- Task statement
Retype the full set of records. Keep every character identical.

- Data records
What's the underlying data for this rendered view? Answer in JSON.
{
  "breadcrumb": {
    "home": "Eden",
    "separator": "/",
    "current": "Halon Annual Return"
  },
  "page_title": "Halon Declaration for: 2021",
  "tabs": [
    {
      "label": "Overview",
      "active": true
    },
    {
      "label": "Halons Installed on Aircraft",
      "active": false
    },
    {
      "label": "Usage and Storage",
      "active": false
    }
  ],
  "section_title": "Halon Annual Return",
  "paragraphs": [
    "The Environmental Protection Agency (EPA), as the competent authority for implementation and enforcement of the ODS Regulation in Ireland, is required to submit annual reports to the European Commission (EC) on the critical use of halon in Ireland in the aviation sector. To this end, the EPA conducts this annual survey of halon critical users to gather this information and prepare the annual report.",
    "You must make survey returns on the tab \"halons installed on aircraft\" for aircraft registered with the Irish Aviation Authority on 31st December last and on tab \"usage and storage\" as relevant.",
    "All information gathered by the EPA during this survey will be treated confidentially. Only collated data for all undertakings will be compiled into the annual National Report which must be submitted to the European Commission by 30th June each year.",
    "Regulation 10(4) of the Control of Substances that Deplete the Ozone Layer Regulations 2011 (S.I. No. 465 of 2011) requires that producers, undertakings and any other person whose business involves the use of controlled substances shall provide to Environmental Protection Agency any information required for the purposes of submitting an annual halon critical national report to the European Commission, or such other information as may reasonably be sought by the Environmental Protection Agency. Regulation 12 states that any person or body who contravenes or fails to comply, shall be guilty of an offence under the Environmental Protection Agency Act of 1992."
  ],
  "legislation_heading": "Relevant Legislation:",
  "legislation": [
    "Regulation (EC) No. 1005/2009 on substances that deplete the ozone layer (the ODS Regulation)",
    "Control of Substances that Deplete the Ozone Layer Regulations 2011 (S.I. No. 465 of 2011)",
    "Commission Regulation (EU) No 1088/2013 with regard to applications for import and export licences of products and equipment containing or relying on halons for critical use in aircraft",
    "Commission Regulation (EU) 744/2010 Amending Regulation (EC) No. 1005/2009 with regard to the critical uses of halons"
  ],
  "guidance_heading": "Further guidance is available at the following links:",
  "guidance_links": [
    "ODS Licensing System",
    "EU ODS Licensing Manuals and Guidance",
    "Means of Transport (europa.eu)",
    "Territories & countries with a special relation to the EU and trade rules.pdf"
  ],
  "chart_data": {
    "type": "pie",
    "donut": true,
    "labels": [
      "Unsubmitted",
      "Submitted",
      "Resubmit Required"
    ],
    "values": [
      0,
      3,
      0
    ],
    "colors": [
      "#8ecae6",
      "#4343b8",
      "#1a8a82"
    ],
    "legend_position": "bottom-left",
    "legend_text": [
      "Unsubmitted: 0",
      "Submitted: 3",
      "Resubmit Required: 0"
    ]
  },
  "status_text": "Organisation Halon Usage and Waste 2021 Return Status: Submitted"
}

- Answer to this task
What's the underlying data for this rendered view? Answer in JSON.
{
  "breadcrumb": {
    "home": "Eden",
    "separator": "/",
    "current": "Halon Annual Return"
  },
  "page_title": "Halon Declaration for: 2021",
  "tabs": [
    {
      "label": "Overview",
      "active": true
    },
    {
      "label": "Halons Installed on Aircraft",
      "active": false
    },
    {
      "label": "Usage and Storage",
      "active": false
    }
  ],
  "section_title": "Halon Annual Return",
  "paragraphs": [
    "The Environmental Protection Agency (EPA), as the competent authority for implementation and enforcement of the ODS Regulation in Ireland, is required to submit annual reports to the European Commission (EC) on the critical use of halon in Ireland in the aviation sector. To this end, the EPA conducts this annual survey of halon critical users to gather this information and prepare the annual report.",
    "You must make survey returns on the tab \"halons installed on aircraft\" for aircraft registered with the Irish Aviation Authority on 31st December last and on tab \"usage and storage\" as relevant.",
    "All information gathered by the EPA during this survey will be treated confidentially. Only collated data for all undertakings will be compiled into the annual National Report which must be submitted to the European Commission by 30th June each year.",
    "Regulation 10(4) of the Control of Substances that Deplete the Ozone Layer Regulations 2011 (S.I. No. 465 of 2011) requires that producers, undertakings and any other person whose business involves the use of controlled substances shall provide to Environmental Protection Agency any information required for the purposes of submitting an annual halon critical national report to the European Commission, or such other information as may reasonably be sought by the Environmental Protection Agency. Regulation 12 states that any person or body who contravenes or fails to comply, shall be guilty of an offence under the Environmental Protection Agency Act of 1992."
  ],
  "legislation_heading": "Relevant Legislation:",
  "legislation": [
    "Regulation (EC) No. 1005/2009 on substances that deplete the ozone layer (the ODS Regulation)",
    "Control of Substances that Deplete the Ozone Layer Regulations 2011 (S.I. No. 465 of 2011)",
    "Commission Regulation (EU) No 1088/2013 with regard to applications for import and export licences of products and equipment containing or relying on halons for critical use in aircraft",
    "Commission Regulation (EU) 744/2010 Amending Regulation (EC) No. 1005/2009 with regard to the critical uses of halons"
  ],
  "guidance_heading": "Further guidance is available at the following links:",
  "guidance_links": [
    "ODS Licensing System",
    "EU ODS Licensing Manuals and Guidance",
    "Means of Transport (europa.eu)",
    "Territories & countries with a special relation to the EU and trade rules.pdf"
  ],
  "chart_data": {
    "type": "pie",
    "donut": true,
    "labels": [
      "Unsubmitted",
      "Submitted",
      "Resubmit Required"
    ],
    "values": [
      0,
      3,
      0
    ],
    "colors": [
      "#8ecae6",
      "#4343b8",
      "#1a8a82"
    ],
    "legend_position": "bottom-left",
    "legend_text": [
      "Unsubmitted: 0",
      "Submitted: 3",
      "Resubmit Required: 0"
    ]
  },
  "status_text": "Organisation Halon Usage and Waste 2021 Return Status: Submitted"
}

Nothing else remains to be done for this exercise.